* [The request]
All of the data must be printed exactly; please include every line.

# start of Data provided

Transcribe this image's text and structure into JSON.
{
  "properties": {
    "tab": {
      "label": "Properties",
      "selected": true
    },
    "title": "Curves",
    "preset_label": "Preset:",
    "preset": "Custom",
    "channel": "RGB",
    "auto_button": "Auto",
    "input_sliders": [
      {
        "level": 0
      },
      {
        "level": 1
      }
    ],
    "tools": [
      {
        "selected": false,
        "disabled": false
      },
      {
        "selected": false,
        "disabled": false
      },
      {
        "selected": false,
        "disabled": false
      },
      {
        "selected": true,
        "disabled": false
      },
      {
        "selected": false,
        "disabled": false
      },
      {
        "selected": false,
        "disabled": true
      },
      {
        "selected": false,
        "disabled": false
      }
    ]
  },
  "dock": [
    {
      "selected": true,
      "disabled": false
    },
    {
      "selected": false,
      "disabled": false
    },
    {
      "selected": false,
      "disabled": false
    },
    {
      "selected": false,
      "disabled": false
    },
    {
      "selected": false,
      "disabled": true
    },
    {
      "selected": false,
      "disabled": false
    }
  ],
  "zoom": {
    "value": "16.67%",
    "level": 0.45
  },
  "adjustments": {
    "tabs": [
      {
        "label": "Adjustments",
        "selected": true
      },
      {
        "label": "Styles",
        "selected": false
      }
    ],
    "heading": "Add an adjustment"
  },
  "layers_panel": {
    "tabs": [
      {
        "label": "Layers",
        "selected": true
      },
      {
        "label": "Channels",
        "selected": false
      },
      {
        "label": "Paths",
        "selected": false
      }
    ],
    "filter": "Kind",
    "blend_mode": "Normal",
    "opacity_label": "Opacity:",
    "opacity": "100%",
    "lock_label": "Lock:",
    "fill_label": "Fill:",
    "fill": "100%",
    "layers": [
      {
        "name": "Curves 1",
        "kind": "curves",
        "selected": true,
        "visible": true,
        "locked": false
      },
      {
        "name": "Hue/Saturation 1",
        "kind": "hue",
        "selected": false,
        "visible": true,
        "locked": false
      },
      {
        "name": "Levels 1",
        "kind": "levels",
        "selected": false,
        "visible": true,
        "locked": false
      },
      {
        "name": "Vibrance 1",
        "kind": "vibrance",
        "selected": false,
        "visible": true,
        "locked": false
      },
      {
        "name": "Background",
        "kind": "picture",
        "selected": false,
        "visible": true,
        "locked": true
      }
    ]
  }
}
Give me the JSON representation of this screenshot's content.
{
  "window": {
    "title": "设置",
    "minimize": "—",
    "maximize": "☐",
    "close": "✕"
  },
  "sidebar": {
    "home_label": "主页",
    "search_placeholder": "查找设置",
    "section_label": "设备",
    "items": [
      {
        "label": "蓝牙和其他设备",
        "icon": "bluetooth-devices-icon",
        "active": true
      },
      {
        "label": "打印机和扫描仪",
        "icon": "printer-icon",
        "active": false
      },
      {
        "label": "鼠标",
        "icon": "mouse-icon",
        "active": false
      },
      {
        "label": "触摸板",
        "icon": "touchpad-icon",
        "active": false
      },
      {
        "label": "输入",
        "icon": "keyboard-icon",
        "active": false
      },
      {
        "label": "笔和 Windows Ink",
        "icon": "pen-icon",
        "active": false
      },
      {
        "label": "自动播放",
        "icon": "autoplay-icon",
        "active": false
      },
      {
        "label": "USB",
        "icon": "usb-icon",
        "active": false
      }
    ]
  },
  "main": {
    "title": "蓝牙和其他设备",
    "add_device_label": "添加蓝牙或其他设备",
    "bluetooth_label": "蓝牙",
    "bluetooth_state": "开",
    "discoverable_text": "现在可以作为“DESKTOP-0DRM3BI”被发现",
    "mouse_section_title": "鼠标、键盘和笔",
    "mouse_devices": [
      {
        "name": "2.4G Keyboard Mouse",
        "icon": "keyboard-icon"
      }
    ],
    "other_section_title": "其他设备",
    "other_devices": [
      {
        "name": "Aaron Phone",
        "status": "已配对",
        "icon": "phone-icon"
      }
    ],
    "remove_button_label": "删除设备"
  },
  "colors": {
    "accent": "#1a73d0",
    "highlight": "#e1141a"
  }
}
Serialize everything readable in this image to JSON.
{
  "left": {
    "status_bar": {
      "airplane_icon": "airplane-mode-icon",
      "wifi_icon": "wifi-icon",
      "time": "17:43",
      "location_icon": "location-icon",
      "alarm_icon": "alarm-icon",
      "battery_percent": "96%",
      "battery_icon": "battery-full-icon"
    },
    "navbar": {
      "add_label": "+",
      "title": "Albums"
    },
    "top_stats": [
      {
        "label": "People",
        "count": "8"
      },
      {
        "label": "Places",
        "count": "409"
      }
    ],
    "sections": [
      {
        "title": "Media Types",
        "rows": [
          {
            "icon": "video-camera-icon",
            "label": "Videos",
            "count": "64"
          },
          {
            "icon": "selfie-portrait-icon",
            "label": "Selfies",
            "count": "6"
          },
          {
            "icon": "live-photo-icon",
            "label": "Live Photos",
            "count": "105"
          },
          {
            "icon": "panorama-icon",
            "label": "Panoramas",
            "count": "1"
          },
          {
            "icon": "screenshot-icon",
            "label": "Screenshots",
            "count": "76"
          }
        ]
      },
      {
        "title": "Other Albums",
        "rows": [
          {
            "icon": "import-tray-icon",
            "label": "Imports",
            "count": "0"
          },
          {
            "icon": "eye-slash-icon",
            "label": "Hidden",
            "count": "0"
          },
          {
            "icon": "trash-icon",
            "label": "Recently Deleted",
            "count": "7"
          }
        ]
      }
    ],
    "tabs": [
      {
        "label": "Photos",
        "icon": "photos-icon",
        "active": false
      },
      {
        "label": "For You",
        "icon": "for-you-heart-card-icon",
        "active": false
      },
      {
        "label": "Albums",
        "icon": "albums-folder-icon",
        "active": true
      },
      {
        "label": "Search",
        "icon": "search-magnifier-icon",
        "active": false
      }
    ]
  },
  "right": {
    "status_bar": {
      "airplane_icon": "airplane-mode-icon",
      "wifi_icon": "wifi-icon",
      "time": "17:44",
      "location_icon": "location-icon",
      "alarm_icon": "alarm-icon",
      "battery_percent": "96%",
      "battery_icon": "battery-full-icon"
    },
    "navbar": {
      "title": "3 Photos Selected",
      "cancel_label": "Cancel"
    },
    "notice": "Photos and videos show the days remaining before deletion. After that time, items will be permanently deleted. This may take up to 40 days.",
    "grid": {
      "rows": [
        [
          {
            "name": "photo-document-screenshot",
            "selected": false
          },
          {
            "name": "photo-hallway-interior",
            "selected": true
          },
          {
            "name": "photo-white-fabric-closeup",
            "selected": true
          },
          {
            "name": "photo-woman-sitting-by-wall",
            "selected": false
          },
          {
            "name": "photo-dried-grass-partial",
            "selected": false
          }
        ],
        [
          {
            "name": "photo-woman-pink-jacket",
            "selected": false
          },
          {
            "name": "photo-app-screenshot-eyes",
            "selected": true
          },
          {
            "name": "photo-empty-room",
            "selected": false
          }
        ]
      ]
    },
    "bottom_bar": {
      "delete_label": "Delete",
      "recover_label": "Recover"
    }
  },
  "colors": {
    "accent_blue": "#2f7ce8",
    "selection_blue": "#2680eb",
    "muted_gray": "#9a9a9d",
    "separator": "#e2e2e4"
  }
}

# end of Data provided

* [Output below]
Transcribe this image's text and structure into JSON.
{
  "properties": {
    "tab": {
      "label": "Properties",
      "selected": true
    },
    "title": "Curves",
    "preset_label": "Preset:",
    "preset": "Custom",
    "channel": "RGB",
    "auto_button": "Auto",
    "input_sliders": [
      {
        "level": 0
      },
      {
        "level": 1
      }
    ],
    "tools": [
      {
        "selected": false,
        "disabled": false
      },
      {
        "selected": false,
        "disabled": false
      },
      {
        "selected": false,
        "disabled": false
      },
      {
        "selected": true,
        "disabled": false
      },
      {
        "selected": false,
        "disabled": false
      },
      {
        "selected": false,
        "disabled": true
      },
      {
        "selected": false,
        "disabled": false
      }
    ]
  },
  "dock": [
    {
      "selected": true,
      "disabled": false
    },
    {
      "selected": false,
      "disabled": false
    },
    {
      "selected": false,
      "disabled": false
    },
    {
      "selected": false,
      "disabled": false
    },
    {
      "selected": false,
      "disabled": true
    },
    {
      "selected": false,
      "disabled": false
    }
  ],
  "zoom": {
    "value": "16.67%",
    "level": 0.45
  },
  "adjustments": {
    "tabs": [
      {
        "label": "Adjustments",
        "selected": true
      },
      {
        "label": "Styles",
        "selected": false
      }
    ],
    "heading": "Add an adjustment"
  },
  "layers_panel": {
    "tabs": [
      {
        "label": "Layers",
        "selected": true
      },
      {
        "label": "Channels",
        "selected": false
      },
      {
        "label": "Paths",
        "selected": false
      }
    ],
    "filter": "Kind",
    "blend_mode": "Normal",
    "opacity_label": "Opacity:",
    "opacity": "100%",
    "lock_label": "Lock:",
    "fill_label": "Fill:",
    "fill": "100%",
    "layers": [
      {
        "name": "Curves 1",
        "kind": "curves",
        "selected": true,
        "visible": true,
        "locked": false
      },
      {
        "name": "Hue/Saturation 1",
        "kind": "hue",
        "selected": false,
        "visible": true,
        "locked": false
      },
      {
        "name": "Levels 1",
        "kind": "levels",
        "selected": false,
        "visible": true,
        "locked": false
      },
      {
        "name": "Vibrance 1",
        "kind": "vibrance",
        "selected": false,
        "visible": true,
        "locked": false
      },
      {
        "name": "Background",
        "kind": "picture",
        "selected": false,
        "visible": true,
        "locked": true
      }
    ]
  }
}
Give me the JSON representation of this screenshot's content.
{
  "window": {
    "title": "设置",
    "minimize": "—",
    "maximize": "☐",
    "close": "✕"
  },
  "sidebar": {
    "home_label": "主页",
    "search_placeholder": "查找设置",
    "section_label": "设备",
    "items": [
      {
        "label": "蓝牙和其他设备",
        "icon": "bluetooth-devices-icon",
        "active": true
      },
      {
        "label": "打印机和扫描仪",
        "icon": "printer-icon",
        "active": false
      },
      {
        "label": "鼠标",
        "icon": "mouse-icon",
        "active": false
      },
      {
        "label": "触摸板",
        "icon": "touchpad-icon",
        "active": false
      },
      {
        "label": "输入",
        "icon": "keyboard-icon",
        "active": false
      },
      {
        "label": "笔和 Windows Ink",
        "icon": "pen-icon",
        "active": false
      },
      {
        "label": "自动播放",
        "icon": "autoplay-icon",
        "active": false
      },
      {
        "label": "USB",
        "icon": "usb-icon",
        "active": false
      }
    ]
  },
  "main": {
    "title": "蓝牙和其他设备",
    "add_device_label": "添加蓝牙或其他设备",
    "bluetooth_label": "蓝牙",
    "bluetooth_state": "开",
    "discoverable_text": "现在可以作为“DESKTOP-0DRM3BI”被发现",
    "mouse_section_title": "鼠标、键盘和笔",
    "mouse_devices": [
      {
        "name": "2.4G Keyboard Mouse",
        "icon": "keyboard-icon"
      }
    ],
    "other_section_title": "其他设备",
    "other_devices": [
      {
        "name": "Aaron Phone",
        "status": "已配对",
        "icon": "phone-icon"
      }
    ],
    "remove_button_label": "删除设备"
  },
  "colors": {
    "accent": "#1a73d0",
    "highlight": "#e1141a"
  }
}
Serialize everything readable in this image to JSON.
{
  "left": {
    "status_bar": {
      "airplane_icon": "airplane-mode-icon",
      "wifi_icon": "wifi-icon",
      "time": "17:43",
      "location_icon": "location-icon",
      "alarm_icon": "alarm-icon",
      "battery_percent": "96%",
      "battery_icon": "battery-full-icon"
    },
    "navbar": {
      "add_label": "+",
      "title": "Albums"
    },
    "top_stats": [
      {
        "label": "People",
        "count": "8"
      },
      {
        "label": "Places",
        "count": "409"
      }
    ],
    "sections": [
      {
        "title": "Media Types",
        "rows": [
          {
            "icon": "video-camera-icon",
            "label": "Videos",
            "count": "64"
          },
          {
            "icon": "selfie-portrait-icon",
            "label": "Selfies",
            "count": "6"
          },
          {
            "icon": "live-photo-icon",
            "label": "Live Photos",
            "count": "105"
          },
          {
            "icon": "panorama-icon",
            "label": "Panoramas",
            "count": "1"
          },
          {
            "icon": "screenshot-icon",
            "label": "Screenshots",
            "count": "76"
          }
        ]
      },
      {
        "title": "Other Albums",
        "rows": [
          {
            "icon": "import-tray-icon",
            "label": "Imports",
            "count": "0"
          },
          {
            "icon": "eye-slash-icon",
            "label": "Hidden",
            "count": "0"
          },
          {
            "icon": "trash-icon",
            "label": "Recently Deleted",
            "count": "7"
          }
        ]
      }
    ],
    "tabs": [
      {
        "label": "Photos",
        "icon": "photos-icon",
        "active": false
      },
      {
        "label": "For You",
        "icon": "for-you-heart-card-icon",
        "active": false
      },
      {
        "label": "Albums",
        "icon": "albums-folder-icon",
        "active": true
      },
      {
        "label": "Search",
        "icon": "search-magnifier-icon",
        "active": false
      }
    ]
  },
  "right": {
    "status_bar": {
      "airplane_icon": "airplane-mode-icon",
      "wifi_icon": "wifi-icon",
      "time": "17:44",
      "location_icon": "location-icon",
      "alarm_icon": "alarm-icon",
      "battery_percent": "96%",
      "battery_icon": "battery-full-icon"
    },
    "navbar": {
      "title": "3 Photos Selected",
      "cancel_label": "Cancel"
    },
    "notice": "Photos and videos show the days remaining before deletion. After that time, items will be permanently deleted. This may take up to 40 days.",
    "grid": {
      "rows": [
        [
          {
            "name": "photo-document-screenshot",
            "selected": false
          },
          {
            "name": "photo-hallway-interior",
            "selected": true
          },
          {
            "name": "photo-white-fabric-closeup",
            "selected": true
          },
          {
            "name": "photo-woman-sitting-by-wall",
            "selected": false
          },
          {
            "name": "photo-dried-grass-partial",
            "selected": false
          }
        ],
        [
          {
            "name": "photo-woman-pink-jacket",
            "selected": false
          },
          {
            "name": "photo-app-screenshot-eyes",
            "selected": true
          },
          {
            "name": "photo-empty-room",
            "selected": false
          }
        ]
      ]
    },
    "bottom_bar": {
      "delete_label": "Delete",
      "recover_label": "Recover"
    }
  },
  "colors": {
    "accent_blue": "#2f7ce8",
    "selection_blue": "#2680eb",
    "muted_gray": "#9a9a9d",
    "separator": "#e2e2e4"
  }
}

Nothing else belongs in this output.